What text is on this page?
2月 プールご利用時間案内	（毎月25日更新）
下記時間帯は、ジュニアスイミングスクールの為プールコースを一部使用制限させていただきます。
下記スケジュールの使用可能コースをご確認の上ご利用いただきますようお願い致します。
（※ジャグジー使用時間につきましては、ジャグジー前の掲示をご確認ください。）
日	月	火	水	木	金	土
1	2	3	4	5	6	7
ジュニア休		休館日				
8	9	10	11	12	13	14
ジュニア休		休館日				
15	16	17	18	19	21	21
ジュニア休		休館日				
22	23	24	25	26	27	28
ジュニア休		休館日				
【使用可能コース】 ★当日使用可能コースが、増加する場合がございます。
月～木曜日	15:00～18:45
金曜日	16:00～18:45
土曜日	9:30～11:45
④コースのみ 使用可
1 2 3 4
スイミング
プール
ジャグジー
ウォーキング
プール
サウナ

...

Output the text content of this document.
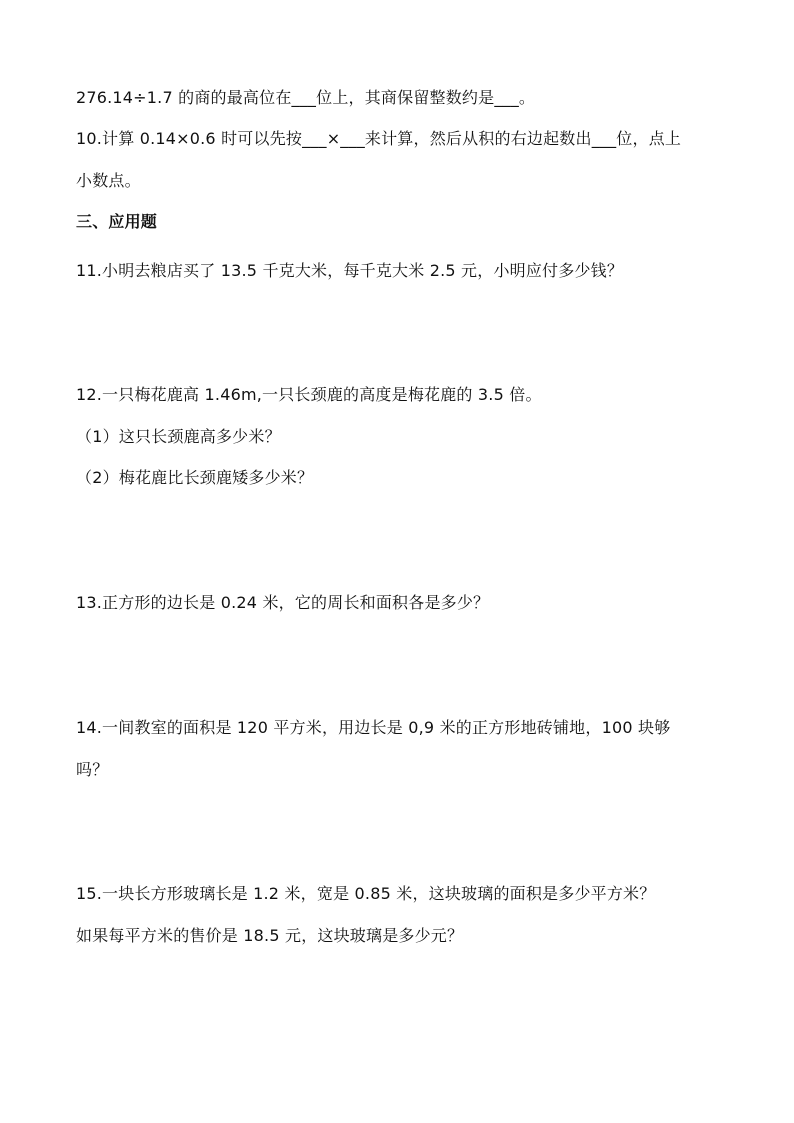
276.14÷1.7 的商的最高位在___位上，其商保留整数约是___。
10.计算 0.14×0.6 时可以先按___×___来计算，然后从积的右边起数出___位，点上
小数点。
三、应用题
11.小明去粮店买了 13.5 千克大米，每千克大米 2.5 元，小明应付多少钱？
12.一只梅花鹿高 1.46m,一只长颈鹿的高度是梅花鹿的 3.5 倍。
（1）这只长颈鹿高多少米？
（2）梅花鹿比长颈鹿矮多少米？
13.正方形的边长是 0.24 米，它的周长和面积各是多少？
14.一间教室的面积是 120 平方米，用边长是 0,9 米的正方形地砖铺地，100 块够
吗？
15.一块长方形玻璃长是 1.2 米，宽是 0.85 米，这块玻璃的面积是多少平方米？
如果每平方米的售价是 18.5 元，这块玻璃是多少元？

==

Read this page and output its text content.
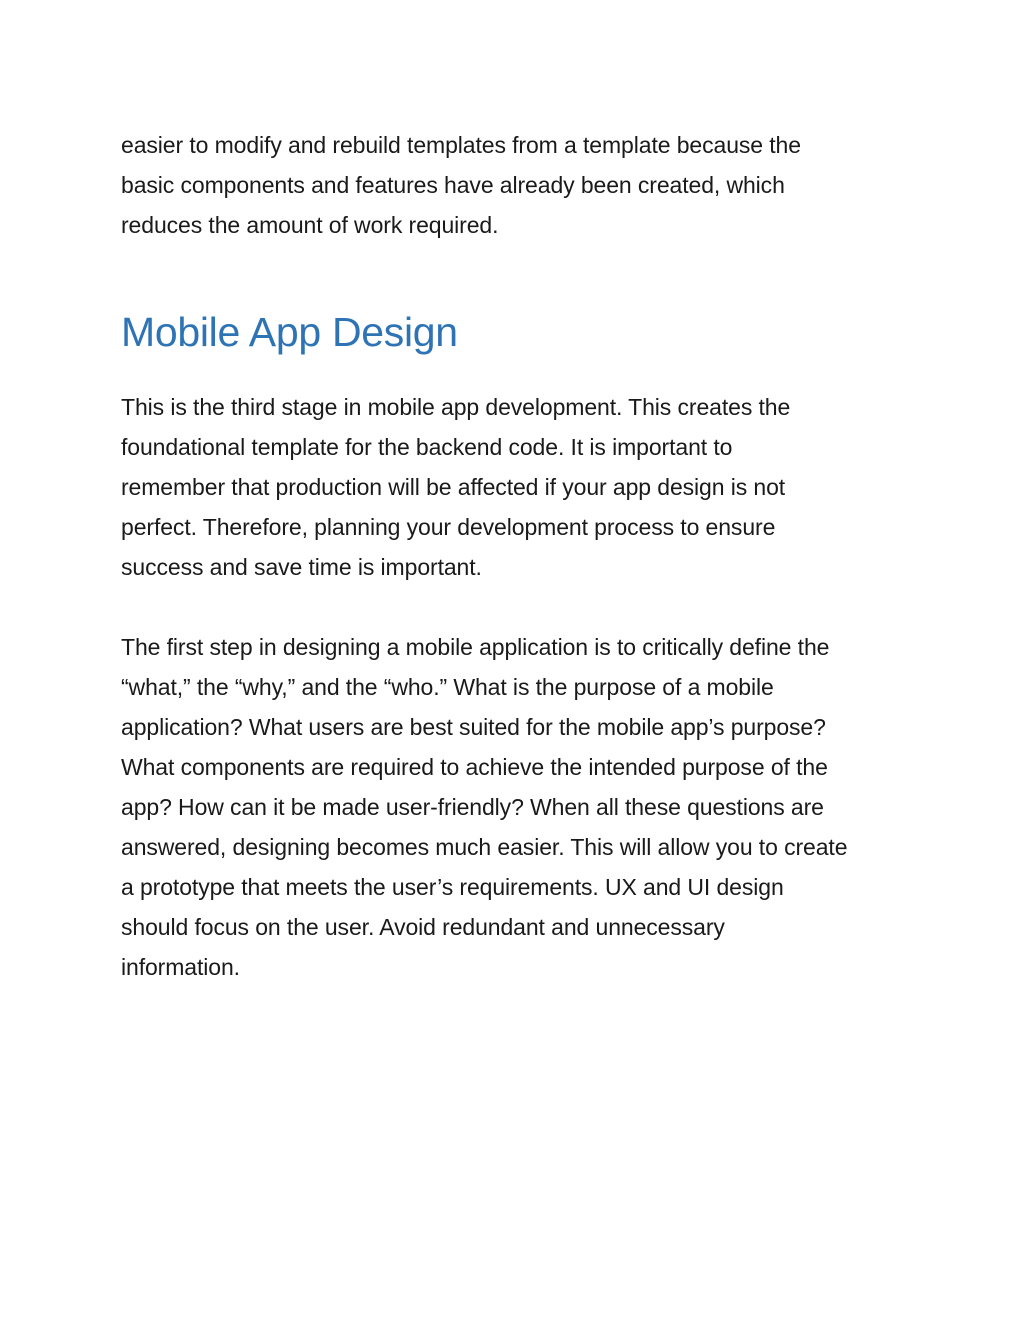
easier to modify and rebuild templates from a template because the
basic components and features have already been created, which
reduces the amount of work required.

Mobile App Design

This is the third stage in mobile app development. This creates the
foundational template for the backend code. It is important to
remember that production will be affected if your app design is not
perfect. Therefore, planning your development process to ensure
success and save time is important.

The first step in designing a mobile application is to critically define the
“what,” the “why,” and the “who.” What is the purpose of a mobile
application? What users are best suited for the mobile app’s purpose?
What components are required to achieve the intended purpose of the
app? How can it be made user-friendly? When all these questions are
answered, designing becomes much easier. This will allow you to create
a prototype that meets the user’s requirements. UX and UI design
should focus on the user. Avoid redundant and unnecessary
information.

Problem —
Give the number of lines in the material above that have the word "application" in them, and nothing more.

Solution below —
2